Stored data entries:
## START

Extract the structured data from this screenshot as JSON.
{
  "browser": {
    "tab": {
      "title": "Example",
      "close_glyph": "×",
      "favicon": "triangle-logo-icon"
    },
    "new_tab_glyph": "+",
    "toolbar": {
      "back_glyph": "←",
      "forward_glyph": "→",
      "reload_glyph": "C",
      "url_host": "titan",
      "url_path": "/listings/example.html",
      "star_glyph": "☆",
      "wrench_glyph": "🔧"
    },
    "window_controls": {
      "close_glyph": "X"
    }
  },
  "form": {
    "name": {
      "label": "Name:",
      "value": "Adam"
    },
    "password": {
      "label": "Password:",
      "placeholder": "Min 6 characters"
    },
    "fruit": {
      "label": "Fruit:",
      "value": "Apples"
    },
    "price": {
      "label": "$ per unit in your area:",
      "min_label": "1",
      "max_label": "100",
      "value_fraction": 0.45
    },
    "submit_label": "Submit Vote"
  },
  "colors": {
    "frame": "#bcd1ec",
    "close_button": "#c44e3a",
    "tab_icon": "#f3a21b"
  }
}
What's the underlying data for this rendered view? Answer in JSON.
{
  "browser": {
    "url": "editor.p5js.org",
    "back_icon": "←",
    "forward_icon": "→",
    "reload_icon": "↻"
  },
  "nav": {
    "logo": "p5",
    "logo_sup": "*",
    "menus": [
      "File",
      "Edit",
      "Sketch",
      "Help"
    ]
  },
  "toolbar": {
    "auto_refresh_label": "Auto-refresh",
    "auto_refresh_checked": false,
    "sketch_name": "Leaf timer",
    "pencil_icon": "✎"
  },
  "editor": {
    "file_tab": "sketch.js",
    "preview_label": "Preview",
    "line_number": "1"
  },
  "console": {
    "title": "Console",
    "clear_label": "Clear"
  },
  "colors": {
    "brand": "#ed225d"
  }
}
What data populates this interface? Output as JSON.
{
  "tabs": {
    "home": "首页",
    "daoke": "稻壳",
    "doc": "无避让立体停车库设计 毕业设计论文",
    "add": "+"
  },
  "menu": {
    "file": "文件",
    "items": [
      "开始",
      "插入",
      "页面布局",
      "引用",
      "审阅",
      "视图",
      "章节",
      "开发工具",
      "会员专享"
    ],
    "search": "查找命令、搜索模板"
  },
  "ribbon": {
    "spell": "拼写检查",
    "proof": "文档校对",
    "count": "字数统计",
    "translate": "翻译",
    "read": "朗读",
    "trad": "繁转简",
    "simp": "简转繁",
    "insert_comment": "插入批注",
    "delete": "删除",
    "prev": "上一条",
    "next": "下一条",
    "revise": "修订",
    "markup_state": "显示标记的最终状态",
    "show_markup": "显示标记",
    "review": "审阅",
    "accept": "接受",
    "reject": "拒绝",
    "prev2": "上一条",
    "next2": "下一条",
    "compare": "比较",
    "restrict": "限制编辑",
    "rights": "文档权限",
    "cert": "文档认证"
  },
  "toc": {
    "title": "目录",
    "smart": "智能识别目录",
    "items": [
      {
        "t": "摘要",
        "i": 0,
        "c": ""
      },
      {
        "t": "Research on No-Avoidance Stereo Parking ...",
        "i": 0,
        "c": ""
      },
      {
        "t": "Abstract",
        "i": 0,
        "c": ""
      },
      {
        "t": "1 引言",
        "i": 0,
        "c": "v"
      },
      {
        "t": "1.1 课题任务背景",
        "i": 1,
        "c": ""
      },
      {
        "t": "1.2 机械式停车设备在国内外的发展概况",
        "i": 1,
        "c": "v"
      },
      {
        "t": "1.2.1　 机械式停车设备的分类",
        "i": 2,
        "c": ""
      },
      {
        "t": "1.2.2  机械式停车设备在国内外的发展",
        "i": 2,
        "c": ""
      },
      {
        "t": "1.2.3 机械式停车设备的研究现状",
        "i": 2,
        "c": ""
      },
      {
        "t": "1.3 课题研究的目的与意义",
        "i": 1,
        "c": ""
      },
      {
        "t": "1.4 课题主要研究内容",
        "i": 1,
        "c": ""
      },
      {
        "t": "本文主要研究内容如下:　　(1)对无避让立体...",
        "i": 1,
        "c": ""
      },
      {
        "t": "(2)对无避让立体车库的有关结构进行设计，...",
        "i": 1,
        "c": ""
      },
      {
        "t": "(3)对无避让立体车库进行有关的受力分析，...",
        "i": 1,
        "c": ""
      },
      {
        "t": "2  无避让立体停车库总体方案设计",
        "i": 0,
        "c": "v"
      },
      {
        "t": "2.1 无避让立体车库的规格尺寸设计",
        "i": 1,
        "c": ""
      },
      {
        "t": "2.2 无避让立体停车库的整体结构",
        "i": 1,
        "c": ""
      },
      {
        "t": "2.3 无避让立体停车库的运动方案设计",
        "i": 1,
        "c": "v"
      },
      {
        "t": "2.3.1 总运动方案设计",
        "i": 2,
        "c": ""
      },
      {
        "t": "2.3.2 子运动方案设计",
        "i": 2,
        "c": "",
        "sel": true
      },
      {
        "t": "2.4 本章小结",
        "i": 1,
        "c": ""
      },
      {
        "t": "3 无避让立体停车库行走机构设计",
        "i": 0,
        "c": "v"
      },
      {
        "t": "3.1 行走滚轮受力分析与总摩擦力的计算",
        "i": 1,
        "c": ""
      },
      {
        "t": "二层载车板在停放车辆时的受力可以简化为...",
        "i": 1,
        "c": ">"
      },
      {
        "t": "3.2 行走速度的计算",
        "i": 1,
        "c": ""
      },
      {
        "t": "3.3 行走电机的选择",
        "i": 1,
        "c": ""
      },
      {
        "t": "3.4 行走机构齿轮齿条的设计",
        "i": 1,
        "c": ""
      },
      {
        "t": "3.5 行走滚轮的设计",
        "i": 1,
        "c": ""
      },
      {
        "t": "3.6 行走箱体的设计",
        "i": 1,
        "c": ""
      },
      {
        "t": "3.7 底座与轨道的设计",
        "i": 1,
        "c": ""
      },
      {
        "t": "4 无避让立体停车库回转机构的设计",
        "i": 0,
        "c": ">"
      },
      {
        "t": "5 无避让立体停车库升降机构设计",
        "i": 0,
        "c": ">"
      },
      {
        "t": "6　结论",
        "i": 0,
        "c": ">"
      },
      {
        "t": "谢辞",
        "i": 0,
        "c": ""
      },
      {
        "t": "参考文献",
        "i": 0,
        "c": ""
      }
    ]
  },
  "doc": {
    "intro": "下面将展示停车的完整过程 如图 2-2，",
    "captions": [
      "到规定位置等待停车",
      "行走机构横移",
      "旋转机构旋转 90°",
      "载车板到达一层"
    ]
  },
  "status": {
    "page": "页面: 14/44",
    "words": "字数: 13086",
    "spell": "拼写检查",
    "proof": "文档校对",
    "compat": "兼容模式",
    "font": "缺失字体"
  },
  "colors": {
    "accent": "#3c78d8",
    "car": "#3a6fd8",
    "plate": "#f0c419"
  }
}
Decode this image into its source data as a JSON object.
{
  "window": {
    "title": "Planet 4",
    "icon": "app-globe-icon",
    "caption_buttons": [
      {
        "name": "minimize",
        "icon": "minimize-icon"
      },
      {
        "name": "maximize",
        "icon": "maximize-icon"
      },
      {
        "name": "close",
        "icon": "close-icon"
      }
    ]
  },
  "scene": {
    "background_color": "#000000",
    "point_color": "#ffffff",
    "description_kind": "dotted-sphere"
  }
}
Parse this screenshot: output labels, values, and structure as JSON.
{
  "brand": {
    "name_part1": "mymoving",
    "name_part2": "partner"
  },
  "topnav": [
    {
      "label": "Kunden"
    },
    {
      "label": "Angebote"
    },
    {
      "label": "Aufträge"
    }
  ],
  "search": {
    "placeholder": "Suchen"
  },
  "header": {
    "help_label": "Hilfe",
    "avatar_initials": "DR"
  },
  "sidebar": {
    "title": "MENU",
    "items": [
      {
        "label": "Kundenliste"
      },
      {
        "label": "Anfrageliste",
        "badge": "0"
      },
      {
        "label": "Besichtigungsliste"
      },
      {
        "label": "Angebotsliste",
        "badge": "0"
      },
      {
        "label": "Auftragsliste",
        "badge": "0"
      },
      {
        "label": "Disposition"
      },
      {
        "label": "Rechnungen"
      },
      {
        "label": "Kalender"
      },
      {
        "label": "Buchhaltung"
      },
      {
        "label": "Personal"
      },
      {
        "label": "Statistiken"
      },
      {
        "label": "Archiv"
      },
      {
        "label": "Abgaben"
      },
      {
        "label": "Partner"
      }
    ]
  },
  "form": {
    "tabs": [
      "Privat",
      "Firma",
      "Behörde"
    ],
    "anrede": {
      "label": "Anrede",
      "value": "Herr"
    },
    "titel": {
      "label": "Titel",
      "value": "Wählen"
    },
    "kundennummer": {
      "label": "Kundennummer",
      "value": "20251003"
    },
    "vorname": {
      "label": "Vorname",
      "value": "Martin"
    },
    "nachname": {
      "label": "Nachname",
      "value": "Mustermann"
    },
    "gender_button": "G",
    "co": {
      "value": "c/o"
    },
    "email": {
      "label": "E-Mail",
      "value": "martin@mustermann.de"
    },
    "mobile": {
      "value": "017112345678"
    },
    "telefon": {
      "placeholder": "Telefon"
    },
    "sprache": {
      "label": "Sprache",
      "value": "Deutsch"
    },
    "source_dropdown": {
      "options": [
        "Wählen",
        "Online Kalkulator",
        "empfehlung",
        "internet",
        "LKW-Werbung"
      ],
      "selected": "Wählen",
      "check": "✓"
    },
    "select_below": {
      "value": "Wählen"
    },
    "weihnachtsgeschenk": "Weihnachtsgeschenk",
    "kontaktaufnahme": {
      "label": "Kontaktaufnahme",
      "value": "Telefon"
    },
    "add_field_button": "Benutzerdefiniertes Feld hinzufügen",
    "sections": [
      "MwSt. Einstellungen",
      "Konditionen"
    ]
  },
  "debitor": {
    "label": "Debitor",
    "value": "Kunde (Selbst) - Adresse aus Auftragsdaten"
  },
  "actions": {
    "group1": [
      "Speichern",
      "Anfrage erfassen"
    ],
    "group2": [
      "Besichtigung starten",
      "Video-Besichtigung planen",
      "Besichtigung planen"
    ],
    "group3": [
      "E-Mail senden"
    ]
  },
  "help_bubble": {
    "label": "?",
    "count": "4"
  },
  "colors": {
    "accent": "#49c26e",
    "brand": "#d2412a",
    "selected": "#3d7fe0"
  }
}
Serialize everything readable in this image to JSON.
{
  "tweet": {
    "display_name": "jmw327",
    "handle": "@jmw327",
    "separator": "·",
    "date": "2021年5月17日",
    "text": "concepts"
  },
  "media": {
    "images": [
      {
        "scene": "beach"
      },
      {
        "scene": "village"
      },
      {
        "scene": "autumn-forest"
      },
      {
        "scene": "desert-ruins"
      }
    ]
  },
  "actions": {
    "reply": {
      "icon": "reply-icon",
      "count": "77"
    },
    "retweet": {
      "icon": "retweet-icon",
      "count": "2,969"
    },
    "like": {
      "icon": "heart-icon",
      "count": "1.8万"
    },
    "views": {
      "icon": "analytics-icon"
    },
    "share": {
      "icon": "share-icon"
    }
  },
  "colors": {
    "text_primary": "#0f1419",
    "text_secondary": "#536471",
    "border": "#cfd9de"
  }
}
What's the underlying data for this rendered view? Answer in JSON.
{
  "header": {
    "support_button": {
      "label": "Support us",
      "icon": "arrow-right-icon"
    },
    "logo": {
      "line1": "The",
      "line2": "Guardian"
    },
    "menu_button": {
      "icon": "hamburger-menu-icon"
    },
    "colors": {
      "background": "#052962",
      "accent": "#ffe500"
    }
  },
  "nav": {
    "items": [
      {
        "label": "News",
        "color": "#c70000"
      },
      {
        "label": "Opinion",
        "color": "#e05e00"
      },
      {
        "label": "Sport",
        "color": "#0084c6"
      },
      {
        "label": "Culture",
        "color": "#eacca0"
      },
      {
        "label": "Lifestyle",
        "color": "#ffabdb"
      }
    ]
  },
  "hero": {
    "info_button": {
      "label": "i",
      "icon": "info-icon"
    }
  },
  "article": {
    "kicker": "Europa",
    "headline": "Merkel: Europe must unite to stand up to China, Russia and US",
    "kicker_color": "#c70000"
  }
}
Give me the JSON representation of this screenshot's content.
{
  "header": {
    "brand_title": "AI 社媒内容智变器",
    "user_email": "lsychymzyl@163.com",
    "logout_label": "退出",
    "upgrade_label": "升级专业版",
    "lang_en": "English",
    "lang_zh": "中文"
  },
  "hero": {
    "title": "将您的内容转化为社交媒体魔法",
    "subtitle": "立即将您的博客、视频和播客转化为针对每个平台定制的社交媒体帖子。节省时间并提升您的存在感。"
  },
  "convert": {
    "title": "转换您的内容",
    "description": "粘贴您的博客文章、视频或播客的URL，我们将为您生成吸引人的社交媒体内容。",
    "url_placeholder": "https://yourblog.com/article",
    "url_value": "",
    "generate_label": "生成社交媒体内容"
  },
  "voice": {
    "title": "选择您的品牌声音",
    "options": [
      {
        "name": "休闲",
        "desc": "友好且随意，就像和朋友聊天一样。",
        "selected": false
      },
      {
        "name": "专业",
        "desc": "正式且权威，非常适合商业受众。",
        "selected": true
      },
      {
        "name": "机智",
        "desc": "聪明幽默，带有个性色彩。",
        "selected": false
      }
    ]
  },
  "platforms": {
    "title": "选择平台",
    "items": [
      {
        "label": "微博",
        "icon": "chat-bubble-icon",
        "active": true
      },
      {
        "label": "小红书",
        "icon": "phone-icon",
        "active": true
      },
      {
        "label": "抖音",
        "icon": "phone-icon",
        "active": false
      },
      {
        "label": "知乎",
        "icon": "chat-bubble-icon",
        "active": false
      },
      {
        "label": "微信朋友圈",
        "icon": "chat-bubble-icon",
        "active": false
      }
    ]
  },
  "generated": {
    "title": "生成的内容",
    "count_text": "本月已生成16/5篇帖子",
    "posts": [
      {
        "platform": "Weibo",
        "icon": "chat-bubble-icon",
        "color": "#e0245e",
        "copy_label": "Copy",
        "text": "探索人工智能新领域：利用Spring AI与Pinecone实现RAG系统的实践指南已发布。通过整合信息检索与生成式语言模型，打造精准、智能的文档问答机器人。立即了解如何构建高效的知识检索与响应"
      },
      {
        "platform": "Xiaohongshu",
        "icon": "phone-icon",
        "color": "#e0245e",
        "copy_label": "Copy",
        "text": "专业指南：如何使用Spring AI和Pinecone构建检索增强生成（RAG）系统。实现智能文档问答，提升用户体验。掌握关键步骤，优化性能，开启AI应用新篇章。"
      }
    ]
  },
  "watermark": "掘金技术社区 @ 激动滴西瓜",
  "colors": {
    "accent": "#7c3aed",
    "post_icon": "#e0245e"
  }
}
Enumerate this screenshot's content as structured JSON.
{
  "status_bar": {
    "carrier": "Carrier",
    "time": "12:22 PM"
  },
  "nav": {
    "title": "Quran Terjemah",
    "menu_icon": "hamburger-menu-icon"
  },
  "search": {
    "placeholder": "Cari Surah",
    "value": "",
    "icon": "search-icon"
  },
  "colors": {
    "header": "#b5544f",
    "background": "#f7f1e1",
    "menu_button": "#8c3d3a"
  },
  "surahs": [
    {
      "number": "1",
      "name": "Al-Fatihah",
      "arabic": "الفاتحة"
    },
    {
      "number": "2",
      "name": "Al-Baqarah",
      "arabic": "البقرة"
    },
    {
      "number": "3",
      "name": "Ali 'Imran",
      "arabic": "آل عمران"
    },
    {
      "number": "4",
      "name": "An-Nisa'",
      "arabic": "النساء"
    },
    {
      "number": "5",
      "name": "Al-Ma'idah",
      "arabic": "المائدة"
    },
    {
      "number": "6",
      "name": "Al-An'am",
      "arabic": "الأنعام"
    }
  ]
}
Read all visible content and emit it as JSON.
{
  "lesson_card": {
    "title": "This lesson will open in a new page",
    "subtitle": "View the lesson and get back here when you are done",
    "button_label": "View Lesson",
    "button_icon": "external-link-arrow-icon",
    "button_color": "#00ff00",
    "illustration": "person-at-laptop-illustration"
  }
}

## END

Reply with the number of lines in the data that include the string "structured" and nothing else.

2